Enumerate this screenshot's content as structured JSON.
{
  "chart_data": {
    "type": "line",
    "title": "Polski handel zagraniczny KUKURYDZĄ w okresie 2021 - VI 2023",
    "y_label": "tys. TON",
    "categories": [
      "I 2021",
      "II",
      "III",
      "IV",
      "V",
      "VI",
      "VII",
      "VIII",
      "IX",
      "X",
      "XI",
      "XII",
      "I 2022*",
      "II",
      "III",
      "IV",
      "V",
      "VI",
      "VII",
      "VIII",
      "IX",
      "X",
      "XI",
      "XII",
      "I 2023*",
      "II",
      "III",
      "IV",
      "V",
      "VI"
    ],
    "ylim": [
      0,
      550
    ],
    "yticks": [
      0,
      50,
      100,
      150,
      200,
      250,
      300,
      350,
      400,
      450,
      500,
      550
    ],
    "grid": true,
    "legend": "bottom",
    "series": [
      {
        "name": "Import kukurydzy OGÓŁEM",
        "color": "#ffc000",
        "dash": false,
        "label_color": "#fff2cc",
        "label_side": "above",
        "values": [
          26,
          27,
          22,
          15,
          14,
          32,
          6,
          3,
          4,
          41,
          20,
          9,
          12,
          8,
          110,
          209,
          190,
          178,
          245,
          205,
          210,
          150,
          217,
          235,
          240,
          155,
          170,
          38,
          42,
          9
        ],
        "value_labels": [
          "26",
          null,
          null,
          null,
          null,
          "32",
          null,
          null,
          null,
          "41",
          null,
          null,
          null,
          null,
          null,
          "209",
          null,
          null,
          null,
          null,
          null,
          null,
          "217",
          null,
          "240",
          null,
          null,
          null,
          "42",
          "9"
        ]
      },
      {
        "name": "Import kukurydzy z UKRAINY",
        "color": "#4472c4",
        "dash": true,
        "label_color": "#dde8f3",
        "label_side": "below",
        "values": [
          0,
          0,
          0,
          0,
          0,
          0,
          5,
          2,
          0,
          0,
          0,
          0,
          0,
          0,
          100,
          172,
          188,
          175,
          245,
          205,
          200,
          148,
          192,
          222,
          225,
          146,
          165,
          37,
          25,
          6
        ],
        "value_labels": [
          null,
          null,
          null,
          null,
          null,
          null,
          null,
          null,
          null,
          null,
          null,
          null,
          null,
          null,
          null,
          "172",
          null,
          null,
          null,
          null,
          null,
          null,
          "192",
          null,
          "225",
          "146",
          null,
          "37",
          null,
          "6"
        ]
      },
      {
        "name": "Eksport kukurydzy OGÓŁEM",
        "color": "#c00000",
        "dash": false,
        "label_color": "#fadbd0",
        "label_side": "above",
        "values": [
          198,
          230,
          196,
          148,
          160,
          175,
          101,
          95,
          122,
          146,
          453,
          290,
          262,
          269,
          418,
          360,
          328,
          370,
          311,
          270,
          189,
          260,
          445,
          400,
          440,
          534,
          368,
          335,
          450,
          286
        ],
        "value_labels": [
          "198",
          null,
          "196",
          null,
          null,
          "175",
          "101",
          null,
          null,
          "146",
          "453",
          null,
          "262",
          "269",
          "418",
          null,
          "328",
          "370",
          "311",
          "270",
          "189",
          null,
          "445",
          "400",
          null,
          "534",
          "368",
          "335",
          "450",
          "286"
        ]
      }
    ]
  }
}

::::

TASK PROMPT: Wherever "OGÓŁEM" shows up in a line, copy that line.

CORRECT RESULT:
        "name": "Import kukurydzy OGÓŁEM",
        "name": "Eksport kukurydzy OGÓŁEM",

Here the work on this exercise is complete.